__YOUR GOAL__. Print out the entries below with no edits.

__MATERIAL PROVIDED__.
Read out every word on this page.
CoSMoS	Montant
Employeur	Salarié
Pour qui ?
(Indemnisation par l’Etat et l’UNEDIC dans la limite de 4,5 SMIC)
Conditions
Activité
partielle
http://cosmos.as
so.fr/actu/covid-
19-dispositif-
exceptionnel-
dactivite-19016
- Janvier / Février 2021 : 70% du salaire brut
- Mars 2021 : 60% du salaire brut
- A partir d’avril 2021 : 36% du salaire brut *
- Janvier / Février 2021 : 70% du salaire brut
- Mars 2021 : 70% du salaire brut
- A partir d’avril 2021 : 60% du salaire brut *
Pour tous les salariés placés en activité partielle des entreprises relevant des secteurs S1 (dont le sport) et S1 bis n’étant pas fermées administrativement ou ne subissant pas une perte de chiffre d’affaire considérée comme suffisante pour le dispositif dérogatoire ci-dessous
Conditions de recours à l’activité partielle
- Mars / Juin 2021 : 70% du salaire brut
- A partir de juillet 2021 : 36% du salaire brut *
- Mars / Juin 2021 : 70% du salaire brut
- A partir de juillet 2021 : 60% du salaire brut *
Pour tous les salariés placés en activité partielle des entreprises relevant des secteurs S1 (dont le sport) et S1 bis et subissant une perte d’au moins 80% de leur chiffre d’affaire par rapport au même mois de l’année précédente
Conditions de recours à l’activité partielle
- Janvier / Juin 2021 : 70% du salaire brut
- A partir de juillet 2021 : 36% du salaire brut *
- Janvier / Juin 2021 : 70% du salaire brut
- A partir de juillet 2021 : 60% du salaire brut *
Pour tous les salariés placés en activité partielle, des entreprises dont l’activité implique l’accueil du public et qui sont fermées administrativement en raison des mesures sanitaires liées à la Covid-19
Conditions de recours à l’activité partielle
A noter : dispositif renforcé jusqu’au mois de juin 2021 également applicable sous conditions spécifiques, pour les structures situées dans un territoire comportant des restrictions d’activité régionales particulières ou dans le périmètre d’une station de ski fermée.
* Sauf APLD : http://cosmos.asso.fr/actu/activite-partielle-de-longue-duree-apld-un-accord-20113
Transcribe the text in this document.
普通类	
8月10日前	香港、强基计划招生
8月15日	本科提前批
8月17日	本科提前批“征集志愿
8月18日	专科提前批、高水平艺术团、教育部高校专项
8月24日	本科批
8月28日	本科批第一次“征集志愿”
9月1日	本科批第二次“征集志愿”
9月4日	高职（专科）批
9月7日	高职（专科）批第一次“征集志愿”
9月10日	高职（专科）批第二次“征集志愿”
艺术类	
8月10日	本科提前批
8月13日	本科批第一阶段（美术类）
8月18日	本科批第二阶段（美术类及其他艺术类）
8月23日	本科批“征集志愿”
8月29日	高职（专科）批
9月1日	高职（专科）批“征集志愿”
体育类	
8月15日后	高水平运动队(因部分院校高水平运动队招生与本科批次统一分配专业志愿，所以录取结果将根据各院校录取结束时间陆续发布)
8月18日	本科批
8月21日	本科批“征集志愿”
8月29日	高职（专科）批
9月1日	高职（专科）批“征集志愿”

__WORKED ANSWER__.
Read out every word on this page.
CoSMoS	Montant
Employeur	Salarié
Pour qui ?
(Indemnisation par l’Etat et l’UNEDIC dans la limite de 4,5 SMIC)
Conditions
Activité
partielle
http://cosmos.as
so.fr/actu/covid-
19-dispositif-
exceptionnel-
dactivite-19016
- Janvier / Février 2021 : 70% du salaire brut
- Mars 2021 : 60% du salaire brut
- A partir d’avril 2021 : 36% du salaire brut *
- Janvier / Février 2021 : 70% du salaire brut
- Mars 2021 : 70% du salaire brut
- A partir d’avril 2021 : 60% du salaire brut *
Pour tous les salariés placés en activité partielle des entreprises relevant des secteurs S1 (dont le sport) et S1 bis n’étant pas fermées administrativement ou ne subissant pas une perte de chiffre d’affaire considérée comme suffisante pour le dispositif dérogatoire ci-dessous
Conditions de recours à l’activité partielle
- Mars / Juin 2021 : 70% du salaire brut
- A partir de juillet 2021 : 36% du salaire brut *
- Mars / Juin 2021 : 70% du salaire brut
- A partir de juillet 2021 : 60% du salaire brut *
Pour tous les salariés placés en activité partielle des entreprises relevant des secteurs S1 (dont le sport) et S1 bis et subissant une perte d’au moins 80% de leur chiffre d’affaire par rapport au même mois de l’année précédente
Conditions de recours à l’activité partielle
- Janvier / Juin 2021 : 70% du salaire brut
- A partir de juillet 2021 : 36% du salaire brut *
- Janvier / Juin 2021 : 70% du salaire brut
- A partir de juillet 2021 : 60% du salaire brut *
Pour tous les salariés placés en activité partielle, des entreprises dont l’activité implique l’accueil du public et qui sont fermées administrativement en raison des mesures sanitaires liées à la Covid-19
Conditions de recours à l’activité partielle
A noter : dispositif renforcé jusqu’au mois de juin 2021 également applicable sous conditions spécifiques, pour les structures situées dans un territoire comportant des restrictions d’activité régionales particulières ou dans le périmètre d’une station de ski fermée.
* Sauf APLD : http://cosmos.asso.fr/actu/activite-partielle-de-longue-duree-apld-un-accord-20113
Transcribe the text in this document.
普通类	
8月10日前	香港、强基计划招生
8月15日	本科提前批
8月17日	本科提前批“征集志愿
8月18日	专科提前批、高水平艺术团、教育部高校专项
8月24日	本科批
8月28日	本科批第一次“征集志愿”
9月1日	本科批第二次“征集志愿”
9月4日	高职（专科）批
9月7日	高职（专科）批第一次“征集志愿”
9月10日	高职（专科）批第二次“征集志愿”
艺术类	
8月10日	本科提前批
8月13日	本科批第一阶段（美术类）
8月18日	本科批第二阶段（美术类及其他艺术类）
8月23日	本科批“征集志愿”
8月29日	高职（专科）批
9月1日	高职（专科）批“征集志愿”
体育类	
8月15日后	高水平运动队(因部分院校高水平运动队招生与本科批次统一分配专业志愿，所以录取结果将根据各院校录取结束时间陆续发布)
8月18日	本科批
8月21日	本科批“征集志愿”
8月29日	高职（专科）批
9月1日	高职（专科）批“征集志愿”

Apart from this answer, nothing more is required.